-- TESTO ESTRATTO --
++++++++++
Nello specifico, si vuole volgere lo sguardo alle modalità attraverso le quali è stato approcciato il problema in Cina e in Italia; si vuole analizzare come l’AI sia stata adoperata e resa protagonista in Cina e come (o come non) sia stata impiegata in Italia per combattere la diffusione del Virus.

Senza avere la supponenza di dettare criteri medici, quello che noi ordinari cittadini – non medici- sappiamo del Covid 19 è che quest’ultimo ha un’estrema capacità di diffondersi attraverso il contagio tra persone che entrano a contatto tra di loro: si è stimato che ogni persona infetta ne possa infettare a sua volta almeno due. Corollario di tale evidenza è stato quello di obbligare i cittadini- tanto nella città di Wuhan e nelle altre colpite, quanto in tutta Italia- ad una reclusione forzata presso le proprie abitazioni; oltre a ciò sono state adottate altre misure di contenimento (chiusura scuole pubbliche, chiusura di pub, ristoranti e pizzerie etc).

Ciascuna delle suddette misure ha come obiettivo primario quello di limitare quanto più possibile gli spostamenti e quindi i contatti tra le persone e conseguentemente, nel modo più categorico possibile, evitare assembramenti.

Ma come si fa? Come può uno “Stato” riuscire a controllare che effettivamente nessuno esca di casa se non per motivi consentiti? Soprattutto possiamo essere cosi controllati? Può trasformarsi la nostra realtà in un “Grande Fratello”?

Ed è proprio qui che interviene la diversa modalità di approccio e di impiego dell’AI.

Cosa è successo e cosa sta succedendo in Cina, a Whan?

Già nel corso degli anni passati la Cina aveva proclamato di aver sviluppato e attuato il più vasto e capillare sistema di sorveglianza al mondo. Nel Paese, infatti, erano state collocate centinaia di migliaia di telecamere e un potentissimo software di riconoscimento facciale in grado di tracciare non solo malviventi ma anche comuni cittadini.

Attraverso tale capillare metodologia di sorveglianza, la Cina è riuscita a far rispettare la quarantena ai soggetti che vi erano sottoposti e a mappare, conseguentemente, i movimenti del “virus”.

Non solo: le telecamere erano inoltre in grado di mettere in evidenza chi non stava indossando l’apposita mascherina ma soprattutto di scansionare la temperatura termica di ciascuna persona in modo tale da individuare chi presentasse febbre.

Last but not least, anche i droni hanno coadiuvato le autorità cinesi nel monitorare dall’alto la situazione permettendo in tal modo di individuare persone che non erano autorizzate ad effettuare spostamenti.

Ma qual è il prezzo di tutto questo?
++++++++++
-- DATI FORNITI --
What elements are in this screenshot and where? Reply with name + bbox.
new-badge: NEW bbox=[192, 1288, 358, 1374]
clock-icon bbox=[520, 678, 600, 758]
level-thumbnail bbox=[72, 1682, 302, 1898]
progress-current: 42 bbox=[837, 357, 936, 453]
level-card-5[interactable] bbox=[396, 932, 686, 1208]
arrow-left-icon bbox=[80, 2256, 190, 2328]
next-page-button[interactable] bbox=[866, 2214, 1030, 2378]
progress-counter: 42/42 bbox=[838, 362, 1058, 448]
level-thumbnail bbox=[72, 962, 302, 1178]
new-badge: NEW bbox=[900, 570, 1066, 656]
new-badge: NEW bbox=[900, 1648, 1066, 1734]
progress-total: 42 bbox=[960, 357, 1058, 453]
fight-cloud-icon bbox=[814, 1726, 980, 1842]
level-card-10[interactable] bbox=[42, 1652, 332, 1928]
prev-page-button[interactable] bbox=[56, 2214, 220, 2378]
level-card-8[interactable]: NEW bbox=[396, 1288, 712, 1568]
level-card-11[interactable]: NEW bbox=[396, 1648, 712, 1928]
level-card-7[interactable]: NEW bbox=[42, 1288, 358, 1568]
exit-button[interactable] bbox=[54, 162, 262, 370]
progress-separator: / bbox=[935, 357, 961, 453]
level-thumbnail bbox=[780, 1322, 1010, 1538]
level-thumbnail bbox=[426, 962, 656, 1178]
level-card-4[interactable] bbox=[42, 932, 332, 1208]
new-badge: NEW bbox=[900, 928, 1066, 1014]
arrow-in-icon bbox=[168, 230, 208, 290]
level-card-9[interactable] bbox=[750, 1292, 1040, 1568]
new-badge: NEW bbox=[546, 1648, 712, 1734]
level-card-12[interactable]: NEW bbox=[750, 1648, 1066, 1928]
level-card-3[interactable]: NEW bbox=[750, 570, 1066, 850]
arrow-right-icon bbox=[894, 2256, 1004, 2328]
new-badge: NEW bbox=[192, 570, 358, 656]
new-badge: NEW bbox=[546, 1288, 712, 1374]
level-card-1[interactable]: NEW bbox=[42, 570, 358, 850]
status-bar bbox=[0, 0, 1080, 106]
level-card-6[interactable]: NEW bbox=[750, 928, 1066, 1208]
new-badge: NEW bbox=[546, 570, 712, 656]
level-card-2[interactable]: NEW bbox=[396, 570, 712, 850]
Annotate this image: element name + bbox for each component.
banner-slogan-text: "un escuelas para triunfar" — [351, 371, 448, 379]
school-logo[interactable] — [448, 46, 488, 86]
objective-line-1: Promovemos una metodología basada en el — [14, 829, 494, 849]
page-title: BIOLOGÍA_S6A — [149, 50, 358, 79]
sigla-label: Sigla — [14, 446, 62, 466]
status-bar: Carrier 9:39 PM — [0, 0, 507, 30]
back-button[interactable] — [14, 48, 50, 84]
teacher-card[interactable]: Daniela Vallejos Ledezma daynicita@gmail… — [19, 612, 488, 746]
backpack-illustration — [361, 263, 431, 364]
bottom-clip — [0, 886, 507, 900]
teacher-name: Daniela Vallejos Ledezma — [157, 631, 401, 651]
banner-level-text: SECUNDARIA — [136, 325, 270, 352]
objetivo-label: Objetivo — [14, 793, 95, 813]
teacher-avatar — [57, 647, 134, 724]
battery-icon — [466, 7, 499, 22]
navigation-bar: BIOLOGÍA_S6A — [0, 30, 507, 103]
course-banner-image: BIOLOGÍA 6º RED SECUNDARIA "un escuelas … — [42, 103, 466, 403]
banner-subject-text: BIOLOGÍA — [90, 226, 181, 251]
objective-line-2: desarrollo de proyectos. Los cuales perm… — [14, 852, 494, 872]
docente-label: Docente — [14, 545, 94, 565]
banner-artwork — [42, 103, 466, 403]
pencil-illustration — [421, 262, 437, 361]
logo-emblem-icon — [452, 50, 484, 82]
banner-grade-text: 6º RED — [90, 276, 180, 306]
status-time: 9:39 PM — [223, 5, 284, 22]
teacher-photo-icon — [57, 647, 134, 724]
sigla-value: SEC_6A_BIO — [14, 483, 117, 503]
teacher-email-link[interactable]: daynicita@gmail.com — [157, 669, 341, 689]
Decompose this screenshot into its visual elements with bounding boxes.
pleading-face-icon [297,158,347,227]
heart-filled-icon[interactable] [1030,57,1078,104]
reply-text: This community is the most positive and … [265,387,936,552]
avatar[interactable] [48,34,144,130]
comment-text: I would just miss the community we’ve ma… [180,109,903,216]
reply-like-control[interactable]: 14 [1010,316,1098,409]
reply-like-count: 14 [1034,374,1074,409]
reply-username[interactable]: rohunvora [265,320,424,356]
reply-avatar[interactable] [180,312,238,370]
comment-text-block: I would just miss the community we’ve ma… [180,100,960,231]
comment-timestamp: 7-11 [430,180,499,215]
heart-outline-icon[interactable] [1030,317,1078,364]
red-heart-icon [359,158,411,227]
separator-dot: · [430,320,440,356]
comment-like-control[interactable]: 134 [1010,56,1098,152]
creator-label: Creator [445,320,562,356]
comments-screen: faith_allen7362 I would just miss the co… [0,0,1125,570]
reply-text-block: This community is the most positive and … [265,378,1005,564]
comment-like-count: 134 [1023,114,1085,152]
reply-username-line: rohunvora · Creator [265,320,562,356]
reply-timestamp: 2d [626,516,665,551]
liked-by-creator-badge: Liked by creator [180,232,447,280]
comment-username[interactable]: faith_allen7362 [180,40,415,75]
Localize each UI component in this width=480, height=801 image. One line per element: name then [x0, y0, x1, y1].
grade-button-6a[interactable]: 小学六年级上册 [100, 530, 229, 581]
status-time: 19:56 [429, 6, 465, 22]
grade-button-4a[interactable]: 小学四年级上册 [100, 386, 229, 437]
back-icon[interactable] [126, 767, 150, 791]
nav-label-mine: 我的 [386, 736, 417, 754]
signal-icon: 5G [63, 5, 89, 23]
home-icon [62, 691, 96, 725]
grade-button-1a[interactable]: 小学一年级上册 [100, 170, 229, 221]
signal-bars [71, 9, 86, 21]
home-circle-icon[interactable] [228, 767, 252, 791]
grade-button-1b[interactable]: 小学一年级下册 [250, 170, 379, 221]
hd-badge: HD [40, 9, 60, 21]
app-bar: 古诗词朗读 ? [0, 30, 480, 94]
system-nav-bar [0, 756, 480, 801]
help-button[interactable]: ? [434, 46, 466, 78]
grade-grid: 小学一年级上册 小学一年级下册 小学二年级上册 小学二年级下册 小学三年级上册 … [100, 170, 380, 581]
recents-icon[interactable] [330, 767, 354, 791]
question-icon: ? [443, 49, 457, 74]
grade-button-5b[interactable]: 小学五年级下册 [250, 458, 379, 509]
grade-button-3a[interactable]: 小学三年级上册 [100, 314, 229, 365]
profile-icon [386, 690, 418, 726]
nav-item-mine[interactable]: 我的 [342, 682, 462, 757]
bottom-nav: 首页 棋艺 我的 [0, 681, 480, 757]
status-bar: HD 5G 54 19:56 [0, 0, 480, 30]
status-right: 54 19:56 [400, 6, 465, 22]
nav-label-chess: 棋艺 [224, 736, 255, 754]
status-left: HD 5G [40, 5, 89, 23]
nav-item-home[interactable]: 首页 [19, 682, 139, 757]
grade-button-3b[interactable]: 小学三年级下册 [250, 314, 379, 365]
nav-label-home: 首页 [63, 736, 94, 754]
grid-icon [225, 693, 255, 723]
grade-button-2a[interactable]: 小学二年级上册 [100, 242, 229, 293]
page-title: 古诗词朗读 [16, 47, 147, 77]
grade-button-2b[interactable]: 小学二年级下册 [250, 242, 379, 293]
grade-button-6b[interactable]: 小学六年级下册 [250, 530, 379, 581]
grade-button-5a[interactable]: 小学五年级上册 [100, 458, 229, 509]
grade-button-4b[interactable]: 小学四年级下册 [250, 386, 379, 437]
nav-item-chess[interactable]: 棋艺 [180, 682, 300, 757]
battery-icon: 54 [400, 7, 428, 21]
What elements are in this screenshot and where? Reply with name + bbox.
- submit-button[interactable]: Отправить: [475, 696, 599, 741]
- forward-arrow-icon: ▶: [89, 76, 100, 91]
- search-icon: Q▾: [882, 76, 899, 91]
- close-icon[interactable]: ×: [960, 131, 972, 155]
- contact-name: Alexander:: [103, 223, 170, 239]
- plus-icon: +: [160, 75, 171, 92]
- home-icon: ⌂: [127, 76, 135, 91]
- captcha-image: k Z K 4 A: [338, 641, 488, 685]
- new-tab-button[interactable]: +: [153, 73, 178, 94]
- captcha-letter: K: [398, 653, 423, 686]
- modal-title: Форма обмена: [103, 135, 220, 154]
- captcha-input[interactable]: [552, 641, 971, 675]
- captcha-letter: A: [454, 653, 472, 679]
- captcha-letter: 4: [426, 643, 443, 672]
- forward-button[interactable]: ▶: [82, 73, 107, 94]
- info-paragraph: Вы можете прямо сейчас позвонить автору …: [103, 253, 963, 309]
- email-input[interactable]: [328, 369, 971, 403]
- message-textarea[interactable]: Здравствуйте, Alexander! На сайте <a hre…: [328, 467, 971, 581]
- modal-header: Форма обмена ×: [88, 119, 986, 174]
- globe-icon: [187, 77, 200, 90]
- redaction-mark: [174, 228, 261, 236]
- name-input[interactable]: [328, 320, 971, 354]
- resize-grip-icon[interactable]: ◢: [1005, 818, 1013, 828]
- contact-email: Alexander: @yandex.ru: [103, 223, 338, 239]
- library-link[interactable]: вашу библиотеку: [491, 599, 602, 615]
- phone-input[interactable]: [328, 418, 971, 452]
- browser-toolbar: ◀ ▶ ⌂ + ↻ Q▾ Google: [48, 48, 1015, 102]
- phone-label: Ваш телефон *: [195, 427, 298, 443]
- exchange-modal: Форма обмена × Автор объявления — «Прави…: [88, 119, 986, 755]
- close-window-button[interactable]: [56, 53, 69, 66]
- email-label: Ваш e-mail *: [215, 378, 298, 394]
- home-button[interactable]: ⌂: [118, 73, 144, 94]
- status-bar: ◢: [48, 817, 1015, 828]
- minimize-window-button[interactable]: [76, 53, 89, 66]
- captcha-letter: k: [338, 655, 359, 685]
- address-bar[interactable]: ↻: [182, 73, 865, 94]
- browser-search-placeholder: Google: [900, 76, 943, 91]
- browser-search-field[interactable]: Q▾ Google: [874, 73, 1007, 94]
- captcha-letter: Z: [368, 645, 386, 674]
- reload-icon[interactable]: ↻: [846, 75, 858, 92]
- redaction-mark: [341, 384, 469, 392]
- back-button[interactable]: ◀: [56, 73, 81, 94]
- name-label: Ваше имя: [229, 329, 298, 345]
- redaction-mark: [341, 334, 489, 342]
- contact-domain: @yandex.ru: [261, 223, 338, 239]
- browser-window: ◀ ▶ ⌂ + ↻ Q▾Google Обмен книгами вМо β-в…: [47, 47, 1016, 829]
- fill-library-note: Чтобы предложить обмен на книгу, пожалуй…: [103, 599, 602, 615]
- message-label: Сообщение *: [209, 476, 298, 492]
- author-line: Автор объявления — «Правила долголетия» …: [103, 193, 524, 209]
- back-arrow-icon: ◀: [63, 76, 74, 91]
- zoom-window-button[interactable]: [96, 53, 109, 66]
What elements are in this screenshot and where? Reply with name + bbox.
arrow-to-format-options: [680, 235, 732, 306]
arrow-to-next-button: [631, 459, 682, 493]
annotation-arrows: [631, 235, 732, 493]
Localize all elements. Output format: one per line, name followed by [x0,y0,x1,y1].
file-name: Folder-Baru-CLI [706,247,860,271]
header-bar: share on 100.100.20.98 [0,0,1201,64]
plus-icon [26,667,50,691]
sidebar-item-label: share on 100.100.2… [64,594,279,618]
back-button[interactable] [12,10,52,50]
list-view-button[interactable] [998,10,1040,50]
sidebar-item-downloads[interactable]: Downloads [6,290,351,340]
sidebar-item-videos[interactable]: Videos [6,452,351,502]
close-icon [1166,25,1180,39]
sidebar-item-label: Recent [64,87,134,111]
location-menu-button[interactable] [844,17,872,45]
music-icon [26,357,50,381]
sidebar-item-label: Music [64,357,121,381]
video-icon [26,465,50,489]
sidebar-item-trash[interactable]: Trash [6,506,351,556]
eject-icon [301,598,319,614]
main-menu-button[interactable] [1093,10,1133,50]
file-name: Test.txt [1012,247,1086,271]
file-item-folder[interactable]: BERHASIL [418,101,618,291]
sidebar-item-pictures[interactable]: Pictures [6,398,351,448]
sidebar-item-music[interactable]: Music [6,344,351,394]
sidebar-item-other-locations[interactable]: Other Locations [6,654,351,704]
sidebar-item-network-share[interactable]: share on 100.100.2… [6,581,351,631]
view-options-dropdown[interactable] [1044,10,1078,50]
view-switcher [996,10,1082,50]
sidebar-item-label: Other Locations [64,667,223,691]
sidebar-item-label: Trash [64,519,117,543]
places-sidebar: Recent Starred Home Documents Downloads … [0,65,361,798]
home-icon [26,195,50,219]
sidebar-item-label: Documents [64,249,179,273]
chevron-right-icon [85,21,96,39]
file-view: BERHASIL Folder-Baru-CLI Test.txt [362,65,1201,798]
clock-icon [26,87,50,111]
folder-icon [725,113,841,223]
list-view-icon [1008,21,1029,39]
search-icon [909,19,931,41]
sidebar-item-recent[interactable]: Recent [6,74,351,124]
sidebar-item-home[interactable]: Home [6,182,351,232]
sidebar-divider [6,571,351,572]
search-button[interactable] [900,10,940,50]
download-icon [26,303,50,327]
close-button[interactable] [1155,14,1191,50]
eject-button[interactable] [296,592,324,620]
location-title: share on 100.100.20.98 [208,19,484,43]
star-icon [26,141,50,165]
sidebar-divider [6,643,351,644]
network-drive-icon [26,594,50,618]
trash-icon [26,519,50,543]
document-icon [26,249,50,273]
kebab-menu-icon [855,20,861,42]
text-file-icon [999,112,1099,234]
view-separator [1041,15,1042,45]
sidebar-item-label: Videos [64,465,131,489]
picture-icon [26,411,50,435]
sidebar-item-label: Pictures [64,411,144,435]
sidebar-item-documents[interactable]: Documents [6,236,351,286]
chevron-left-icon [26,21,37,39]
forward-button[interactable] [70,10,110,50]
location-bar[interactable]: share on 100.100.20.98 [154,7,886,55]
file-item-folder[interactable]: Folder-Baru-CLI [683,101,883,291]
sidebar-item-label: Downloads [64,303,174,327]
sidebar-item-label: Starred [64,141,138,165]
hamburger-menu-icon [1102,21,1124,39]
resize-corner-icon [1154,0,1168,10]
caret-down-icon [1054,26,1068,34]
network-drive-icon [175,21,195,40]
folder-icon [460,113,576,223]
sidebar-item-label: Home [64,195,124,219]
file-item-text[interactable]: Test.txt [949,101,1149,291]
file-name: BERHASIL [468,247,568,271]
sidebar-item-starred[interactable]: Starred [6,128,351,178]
++++++++++
-- COMPITO 1 --
Secondo il testo estratto, quante persone può infettare, come minimo, ciascuna persona infetta?
-- COMPITO 2 --
Riassuma il testo estratto in due frasi.
-- COMPITO 3 --
Trascriva fedelmente la parte del testo estratto compresa tra «Ciascuna delle suddette» e «possibile, evitare assembramenti.», estremi inclusi.

-- RISPOSTA 1 --
Almeno due persone.

-- RISPOSTA 2 --
Il testo si propone di analizzare come l'AI sia stata impiegata in Cina e in Italia per contrastare la diffusione del Covid 19, le cui misure di contenimento, come la reclusione in casa e la chiusura di scuole e locali, mirano a limitare spostamenti e contatti. In Cina un vasto sistema di sorveglianza, basato su telecamere con riconoscimento facciale e sulla scansione della temperatura corporea, insieme ai droni, ha permesso di far rispettare la quarantena e di individuare chi aveva la febbre, non portava la mascherina o si spostava senza autorizzazione.

-- RISPOSTA 3 --
Ciascuna delle suddette misure ha come obiettivo primario quello di limitare quanto più possibile gli spostamenti e quindi i contatti tra le persone e conseguentemente, nel modo più categorico possibile, evitare assembramenti.